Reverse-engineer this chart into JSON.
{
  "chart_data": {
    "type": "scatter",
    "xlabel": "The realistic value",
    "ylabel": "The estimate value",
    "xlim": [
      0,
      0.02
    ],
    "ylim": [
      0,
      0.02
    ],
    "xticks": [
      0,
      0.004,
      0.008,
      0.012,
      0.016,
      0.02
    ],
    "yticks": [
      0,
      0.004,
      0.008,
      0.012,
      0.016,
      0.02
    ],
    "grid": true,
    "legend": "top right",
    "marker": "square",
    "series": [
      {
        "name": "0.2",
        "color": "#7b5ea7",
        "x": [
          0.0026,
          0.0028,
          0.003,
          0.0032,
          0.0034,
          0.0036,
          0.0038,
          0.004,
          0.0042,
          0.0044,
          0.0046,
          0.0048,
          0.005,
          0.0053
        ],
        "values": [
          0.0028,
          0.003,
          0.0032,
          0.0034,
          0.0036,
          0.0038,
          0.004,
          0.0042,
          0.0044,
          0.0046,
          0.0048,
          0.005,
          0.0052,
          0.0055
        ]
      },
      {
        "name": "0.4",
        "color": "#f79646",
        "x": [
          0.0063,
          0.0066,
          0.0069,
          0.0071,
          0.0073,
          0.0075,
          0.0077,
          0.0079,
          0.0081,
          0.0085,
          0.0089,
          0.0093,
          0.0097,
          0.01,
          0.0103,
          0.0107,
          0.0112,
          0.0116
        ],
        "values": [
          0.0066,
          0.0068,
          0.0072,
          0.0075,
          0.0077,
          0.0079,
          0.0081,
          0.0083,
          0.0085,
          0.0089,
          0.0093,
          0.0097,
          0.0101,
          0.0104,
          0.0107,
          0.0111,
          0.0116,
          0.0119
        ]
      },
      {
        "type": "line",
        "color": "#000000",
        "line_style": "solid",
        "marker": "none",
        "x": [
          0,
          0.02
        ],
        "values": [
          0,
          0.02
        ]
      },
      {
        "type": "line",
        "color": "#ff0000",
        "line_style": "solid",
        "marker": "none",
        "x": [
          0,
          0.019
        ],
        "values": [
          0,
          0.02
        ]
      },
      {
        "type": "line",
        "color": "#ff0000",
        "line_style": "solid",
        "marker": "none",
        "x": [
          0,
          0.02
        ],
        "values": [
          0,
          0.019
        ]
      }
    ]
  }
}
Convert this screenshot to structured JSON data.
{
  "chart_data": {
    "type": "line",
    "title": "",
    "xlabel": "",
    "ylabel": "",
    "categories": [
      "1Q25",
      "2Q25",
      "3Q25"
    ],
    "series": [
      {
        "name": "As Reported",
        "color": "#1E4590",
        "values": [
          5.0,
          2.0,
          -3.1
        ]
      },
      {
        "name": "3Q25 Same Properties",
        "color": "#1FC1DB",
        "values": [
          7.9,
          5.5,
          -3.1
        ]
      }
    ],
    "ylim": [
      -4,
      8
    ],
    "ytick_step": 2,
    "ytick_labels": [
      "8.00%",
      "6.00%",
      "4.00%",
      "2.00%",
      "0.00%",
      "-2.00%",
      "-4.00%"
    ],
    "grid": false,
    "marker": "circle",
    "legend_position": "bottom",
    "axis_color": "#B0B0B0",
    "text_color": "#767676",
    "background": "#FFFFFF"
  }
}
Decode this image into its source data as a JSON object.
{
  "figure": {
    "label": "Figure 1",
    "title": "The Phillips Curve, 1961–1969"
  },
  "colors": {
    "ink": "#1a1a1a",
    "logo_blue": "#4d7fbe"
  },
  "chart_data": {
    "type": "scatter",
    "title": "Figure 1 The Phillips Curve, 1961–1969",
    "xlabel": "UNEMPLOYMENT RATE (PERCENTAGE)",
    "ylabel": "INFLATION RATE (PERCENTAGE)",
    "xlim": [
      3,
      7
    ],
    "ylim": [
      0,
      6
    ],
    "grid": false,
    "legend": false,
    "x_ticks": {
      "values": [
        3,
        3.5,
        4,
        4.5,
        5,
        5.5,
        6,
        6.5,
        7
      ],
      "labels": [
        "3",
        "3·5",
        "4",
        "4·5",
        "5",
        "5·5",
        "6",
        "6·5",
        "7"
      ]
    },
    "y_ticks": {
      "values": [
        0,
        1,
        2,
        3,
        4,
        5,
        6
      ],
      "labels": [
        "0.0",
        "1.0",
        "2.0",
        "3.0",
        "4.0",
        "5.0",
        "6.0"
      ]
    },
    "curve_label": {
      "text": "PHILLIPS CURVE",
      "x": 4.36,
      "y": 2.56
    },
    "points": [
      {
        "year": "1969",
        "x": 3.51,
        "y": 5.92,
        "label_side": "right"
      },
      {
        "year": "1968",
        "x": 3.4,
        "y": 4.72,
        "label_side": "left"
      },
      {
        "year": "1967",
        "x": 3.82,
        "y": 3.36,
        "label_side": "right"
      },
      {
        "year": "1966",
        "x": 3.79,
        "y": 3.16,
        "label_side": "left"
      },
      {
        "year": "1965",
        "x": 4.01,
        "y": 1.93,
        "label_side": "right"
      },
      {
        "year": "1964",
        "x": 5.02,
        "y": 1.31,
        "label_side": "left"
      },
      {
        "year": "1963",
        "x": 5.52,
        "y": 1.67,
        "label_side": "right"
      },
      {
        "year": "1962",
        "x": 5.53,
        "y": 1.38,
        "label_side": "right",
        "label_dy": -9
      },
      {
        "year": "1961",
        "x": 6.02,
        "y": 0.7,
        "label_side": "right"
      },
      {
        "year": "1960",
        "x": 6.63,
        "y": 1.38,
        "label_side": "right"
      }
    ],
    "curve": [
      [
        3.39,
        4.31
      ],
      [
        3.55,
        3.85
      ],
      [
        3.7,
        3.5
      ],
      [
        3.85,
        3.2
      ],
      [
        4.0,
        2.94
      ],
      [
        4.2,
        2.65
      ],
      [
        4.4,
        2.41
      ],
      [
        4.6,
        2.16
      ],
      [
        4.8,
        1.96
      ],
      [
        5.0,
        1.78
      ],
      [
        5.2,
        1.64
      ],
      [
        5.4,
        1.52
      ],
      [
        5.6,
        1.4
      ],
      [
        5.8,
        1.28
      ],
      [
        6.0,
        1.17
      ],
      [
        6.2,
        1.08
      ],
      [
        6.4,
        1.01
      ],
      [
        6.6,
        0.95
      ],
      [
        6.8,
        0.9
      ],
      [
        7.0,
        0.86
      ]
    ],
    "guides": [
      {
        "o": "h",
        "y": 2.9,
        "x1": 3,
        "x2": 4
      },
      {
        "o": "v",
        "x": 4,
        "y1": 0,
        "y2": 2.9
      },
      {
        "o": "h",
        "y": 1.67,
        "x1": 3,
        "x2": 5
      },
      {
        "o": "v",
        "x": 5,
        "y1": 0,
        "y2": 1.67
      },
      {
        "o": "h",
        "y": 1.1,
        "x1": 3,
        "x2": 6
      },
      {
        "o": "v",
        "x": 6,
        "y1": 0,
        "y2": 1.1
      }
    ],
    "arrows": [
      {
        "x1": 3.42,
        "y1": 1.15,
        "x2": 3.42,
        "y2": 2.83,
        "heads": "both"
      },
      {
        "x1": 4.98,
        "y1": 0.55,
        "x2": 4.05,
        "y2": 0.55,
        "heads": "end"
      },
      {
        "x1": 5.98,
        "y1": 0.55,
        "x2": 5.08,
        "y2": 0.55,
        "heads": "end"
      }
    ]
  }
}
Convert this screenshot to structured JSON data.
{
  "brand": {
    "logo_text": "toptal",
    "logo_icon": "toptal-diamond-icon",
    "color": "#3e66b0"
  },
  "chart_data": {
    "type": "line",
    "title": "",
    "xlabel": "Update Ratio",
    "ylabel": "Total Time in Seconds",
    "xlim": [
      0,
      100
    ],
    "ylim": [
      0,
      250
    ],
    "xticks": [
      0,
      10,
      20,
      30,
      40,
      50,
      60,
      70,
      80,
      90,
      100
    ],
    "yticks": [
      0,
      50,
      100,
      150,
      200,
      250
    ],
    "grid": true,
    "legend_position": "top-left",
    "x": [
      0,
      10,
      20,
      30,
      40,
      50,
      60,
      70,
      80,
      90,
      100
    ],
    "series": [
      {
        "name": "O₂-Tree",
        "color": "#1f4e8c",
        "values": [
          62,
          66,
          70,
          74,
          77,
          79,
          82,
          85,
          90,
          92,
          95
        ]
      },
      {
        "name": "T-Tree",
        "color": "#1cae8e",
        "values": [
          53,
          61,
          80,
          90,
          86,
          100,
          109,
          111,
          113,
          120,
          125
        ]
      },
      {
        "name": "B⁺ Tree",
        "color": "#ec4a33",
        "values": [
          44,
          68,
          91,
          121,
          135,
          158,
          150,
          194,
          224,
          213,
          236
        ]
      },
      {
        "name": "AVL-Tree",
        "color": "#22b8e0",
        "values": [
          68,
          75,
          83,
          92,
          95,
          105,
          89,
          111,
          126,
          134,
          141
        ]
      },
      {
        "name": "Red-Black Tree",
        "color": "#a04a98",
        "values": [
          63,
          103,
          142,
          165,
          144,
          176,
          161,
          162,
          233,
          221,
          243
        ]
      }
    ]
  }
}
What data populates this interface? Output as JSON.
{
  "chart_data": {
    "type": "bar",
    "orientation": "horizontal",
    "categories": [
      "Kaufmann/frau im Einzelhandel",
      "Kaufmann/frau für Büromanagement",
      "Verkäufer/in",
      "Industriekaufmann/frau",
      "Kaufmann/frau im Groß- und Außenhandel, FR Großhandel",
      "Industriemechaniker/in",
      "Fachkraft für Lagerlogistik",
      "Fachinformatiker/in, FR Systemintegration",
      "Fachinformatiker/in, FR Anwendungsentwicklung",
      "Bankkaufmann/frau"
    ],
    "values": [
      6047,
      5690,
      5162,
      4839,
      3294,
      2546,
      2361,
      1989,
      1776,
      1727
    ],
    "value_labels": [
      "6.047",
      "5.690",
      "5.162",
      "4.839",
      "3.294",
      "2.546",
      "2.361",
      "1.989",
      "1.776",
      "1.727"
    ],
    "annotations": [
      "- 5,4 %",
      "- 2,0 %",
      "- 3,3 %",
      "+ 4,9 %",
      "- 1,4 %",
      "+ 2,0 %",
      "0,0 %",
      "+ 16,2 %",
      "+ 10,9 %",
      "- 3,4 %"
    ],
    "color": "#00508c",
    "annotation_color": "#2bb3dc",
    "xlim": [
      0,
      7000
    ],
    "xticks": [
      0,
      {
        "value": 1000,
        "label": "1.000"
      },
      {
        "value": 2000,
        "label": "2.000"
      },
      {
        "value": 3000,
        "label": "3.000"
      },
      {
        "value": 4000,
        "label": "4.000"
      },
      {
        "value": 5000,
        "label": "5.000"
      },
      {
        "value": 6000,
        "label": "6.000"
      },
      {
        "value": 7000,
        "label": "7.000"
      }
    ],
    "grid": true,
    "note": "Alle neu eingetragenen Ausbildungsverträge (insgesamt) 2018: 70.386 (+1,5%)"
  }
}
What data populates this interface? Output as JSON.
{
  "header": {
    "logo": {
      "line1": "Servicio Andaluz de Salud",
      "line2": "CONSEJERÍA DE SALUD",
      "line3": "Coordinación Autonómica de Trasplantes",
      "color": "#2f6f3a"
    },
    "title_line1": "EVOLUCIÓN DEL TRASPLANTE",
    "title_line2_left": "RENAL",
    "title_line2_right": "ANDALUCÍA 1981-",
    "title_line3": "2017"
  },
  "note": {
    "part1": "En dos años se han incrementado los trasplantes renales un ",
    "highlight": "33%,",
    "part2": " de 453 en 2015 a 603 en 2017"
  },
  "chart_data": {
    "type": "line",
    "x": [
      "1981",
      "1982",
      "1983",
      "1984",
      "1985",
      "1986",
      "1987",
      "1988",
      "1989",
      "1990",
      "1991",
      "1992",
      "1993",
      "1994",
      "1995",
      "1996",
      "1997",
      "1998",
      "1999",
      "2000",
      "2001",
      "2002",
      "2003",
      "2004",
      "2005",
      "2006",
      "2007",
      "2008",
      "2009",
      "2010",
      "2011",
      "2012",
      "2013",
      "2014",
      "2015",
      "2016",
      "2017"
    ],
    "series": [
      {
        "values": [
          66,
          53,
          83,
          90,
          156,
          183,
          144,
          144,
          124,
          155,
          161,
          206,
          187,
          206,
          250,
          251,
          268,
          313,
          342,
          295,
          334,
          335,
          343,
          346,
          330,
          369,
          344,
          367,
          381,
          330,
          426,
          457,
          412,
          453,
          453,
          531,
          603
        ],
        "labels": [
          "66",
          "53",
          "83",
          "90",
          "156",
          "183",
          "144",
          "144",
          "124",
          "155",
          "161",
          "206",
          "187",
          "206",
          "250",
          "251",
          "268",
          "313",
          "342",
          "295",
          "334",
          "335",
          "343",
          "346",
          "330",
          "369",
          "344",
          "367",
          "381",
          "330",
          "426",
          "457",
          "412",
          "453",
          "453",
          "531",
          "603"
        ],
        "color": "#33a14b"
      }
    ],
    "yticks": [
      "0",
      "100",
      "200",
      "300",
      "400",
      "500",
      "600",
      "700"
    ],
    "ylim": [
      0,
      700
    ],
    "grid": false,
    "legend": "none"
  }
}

* **What to work on**: Sift the material for lines with the string "frau". Copy each one found.

* **Exercise output**:
      "Kaufmann/frau im Einzelhandel",
      "Kaufmann/frau für Büromanagement",
      "Industriekaufmann/frau",
      "Kaufmann/frau im Groß- und Außenhandel, FR Großhandel",
      "Bankkaufmann/frau"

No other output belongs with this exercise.